_Given problem_. Report the count of lines that carry the string "name", and add nothing.
=-=-=-=-=
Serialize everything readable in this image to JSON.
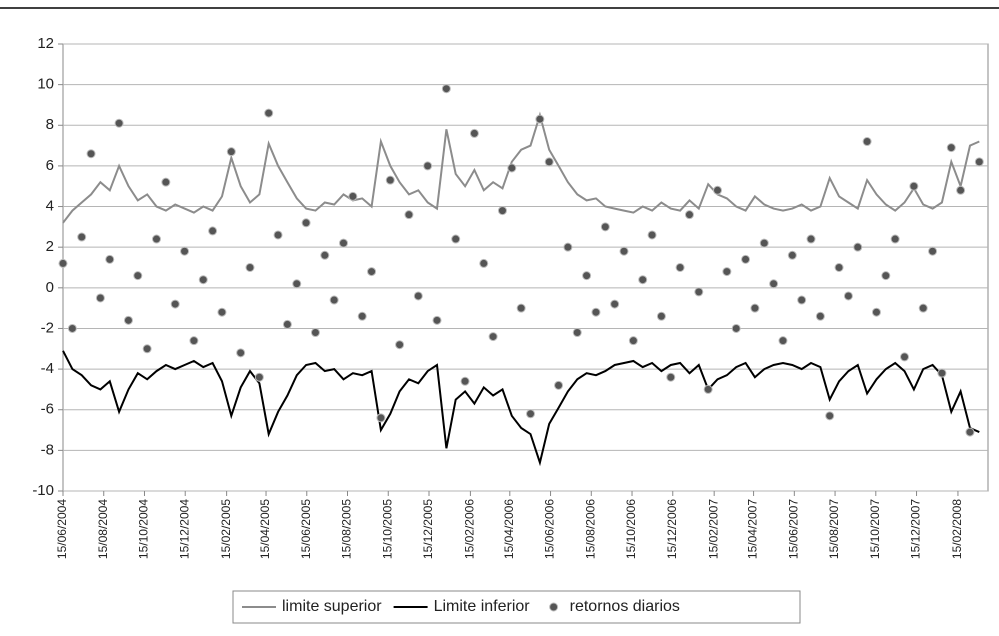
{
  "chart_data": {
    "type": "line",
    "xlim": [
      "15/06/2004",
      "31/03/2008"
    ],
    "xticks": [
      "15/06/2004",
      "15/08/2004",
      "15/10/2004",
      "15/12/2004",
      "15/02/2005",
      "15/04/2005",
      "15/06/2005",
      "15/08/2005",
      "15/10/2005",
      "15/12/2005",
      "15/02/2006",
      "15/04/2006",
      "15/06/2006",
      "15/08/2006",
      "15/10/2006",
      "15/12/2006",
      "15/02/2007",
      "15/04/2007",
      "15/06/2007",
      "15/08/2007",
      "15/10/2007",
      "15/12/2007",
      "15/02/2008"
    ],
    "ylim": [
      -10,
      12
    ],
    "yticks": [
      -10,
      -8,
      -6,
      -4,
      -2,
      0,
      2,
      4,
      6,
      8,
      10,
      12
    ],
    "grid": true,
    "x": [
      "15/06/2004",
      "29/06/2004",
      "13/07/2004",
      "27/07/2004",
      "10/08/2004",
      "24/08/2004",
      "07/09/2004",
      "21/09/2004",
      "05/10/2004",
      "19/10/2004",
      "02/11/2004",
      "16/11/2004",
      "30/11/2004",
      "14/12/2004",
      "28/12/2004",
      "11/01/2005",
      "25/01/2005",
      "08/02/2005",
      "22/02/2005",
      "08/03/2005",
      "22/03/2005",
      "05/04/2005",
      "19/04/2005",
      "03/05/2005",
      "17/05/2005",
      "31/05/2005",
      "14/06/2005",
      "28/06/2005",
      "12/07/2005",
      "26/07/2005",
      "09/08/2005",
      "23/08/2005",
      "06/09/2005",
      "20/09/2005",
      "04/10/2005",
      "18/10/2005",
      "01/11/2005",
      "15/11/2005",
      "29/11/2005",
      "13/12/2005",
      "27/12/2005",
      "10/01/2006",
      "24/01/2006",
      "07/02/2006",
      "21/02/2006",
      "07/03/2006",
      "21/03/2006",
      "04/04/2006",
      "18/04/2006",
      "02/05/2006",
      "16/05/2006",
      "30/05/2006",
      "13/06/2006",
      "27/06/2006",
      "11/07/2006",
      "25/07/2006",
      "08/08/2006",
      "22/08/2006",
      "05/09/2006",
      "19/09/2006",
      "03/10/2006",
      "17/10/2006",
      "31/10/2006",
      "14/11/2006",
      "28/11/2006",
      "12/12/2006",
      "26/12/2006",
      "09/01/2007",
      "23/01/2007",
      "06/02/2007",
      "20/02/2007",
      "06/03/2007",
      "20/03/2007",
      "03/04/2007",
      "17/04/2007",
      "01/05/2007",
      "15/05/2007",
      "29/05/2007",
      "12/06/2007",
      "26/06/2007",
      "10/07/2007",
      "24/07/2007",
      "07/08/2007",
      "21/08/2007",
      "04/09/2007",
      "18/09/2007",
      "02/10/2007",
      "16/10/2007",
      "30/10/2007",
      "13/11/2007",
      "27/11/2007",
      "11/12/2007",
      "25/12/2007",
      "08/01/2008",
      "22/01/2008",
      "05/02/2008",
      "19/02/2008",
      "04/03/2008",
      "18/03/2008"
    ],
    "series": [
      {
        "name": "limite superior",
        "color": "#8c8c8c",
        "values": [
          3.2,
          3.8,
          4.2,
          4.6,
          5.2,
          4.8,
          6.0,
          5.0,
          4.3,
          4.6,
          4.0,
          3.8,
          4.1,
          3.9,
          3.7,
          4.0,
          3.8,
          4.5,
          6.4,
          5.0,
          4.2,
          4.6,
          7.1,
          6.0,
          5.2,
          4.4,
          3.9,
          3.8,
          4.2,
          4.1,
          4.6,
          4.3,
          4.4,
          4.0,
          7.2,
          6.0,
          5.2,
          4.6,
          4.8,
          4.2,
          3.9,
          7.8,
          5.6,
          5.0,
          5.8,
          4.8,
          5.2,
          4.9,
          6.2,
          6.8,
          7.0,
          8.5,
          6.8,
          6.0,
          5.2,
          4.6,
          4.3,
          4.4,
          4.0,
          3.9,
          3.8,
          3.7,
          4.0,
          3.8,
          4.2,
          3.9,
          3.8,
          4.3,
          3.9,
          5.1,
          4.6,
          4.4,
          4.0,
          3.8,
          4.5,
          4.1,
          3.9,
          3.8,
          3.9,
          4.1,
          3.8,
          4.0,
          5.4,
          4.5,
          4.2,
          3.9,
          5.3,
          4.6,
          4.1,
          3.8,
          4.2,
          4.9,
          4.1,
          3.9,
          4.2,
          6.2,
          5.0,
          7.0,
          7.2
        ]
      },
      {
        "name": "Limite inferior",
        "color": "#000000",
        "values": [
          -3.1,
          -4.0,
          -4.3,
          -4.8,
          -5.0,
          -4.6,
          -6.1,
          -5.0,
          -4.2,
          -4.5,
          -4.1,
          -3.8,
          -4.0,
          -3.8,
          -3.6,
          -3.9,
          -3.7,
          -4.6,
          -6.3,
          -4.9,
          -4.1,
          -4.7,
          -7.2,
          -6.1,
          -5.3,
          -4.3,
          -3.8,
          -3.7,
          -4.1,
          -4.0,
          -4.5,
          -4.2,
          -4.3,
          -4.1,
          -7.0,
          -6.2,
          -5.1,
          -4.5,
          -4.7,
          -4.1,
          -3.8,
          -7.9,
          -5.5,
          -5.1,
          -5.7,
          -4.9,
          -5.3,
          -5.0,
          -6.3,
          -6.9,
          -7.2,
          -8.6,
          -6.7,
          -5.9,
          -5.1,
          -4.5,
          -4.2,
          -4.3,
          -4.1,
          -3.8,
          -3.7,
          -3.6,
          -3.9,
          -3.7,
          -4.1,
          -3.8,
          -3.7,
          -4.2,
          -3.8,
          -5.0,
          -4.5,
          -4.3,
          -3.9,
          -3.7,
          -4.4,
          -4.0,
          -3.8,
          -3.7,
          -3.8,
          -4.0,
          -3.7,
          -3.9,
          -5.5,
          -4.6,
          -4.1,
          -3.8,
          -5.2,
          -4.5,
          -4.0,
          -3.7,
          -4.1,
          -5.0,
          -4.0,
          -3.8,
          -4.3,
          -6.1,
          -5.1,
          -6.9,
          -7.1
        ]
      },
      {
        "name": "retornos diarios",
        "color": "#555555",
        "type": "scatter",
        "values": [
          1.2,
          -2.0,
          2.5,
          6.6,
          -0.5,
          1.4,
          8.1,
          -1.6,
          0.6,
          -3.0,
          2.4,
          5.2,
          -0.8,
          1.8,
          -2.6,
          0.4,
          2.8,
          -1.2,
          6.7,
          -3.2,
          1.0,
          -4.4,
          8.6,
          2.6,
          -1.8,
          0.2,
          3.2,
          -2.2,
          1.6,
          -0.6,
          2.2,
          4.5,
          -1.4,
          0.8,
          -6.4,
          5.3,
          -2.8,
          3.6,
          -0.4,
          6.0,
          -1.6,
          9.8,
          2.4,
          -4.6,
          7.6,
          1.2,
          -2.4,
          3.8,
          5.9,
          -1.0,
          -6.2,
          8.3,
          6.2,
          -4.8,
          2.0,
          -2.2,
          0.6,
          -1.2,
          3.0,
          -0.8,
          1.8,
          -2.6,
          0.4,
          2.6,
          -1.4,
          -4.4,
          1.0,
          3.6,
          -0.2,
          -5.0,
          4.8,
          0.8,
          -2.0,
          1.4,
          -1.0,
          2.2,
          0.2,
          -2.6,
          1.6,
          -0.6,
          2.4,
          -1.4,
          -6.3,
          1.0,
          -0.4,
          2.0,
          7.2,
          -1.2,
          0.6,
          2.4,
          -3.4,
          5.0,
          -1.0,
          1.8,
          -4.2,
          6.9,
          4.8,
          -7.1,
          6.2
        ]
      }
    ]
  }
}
=-=-=-=-=
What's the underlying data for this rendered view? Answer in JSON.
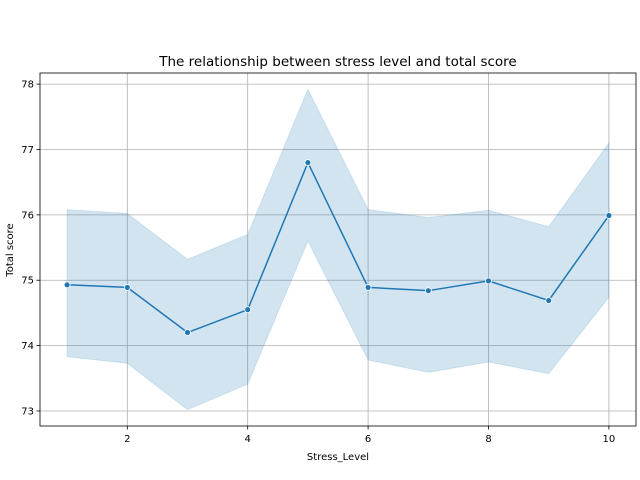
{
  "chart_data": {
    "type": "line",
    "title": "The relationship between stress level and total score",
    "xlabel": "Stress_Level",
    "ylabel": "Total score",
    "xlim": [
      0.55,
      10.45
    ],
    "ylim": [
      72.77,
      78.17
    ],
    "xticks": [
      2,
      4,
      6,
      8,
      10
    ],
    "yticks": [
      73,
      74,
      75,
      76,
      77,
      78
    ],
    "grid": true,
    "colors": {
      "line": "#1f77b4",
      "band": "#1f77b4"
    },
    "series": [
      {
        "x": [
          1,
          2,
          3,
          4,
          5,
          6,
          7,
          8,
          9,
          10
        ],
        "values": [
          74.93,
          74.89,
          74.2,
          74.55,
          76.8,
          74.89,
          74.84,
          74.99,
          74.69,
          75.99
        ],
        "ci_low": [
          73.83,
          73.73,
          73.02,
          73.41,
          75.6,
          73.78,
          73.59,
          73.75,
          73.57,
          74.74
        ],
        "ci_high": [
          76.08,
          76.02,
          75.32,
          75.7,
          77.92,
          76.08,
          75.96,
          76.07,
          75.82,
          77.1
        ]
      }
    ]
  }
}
=-=-=-=-=
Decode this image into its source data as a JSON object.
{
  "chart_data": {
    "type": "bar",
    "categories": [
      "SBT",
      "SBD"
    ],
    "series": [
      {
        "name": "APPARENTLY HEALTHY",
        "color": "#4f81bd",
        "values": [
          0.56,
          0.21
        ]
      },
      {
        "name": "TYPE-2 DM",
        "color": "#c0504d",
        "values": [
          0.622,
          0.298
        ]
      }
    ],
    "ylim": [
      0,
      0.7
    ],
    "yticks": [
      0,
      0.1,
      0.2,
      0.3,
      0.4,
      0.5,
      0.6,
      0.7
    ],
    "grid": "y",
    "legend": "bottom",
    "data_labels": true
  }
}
=-=-=-=-=
_Reply to the exercise_. 5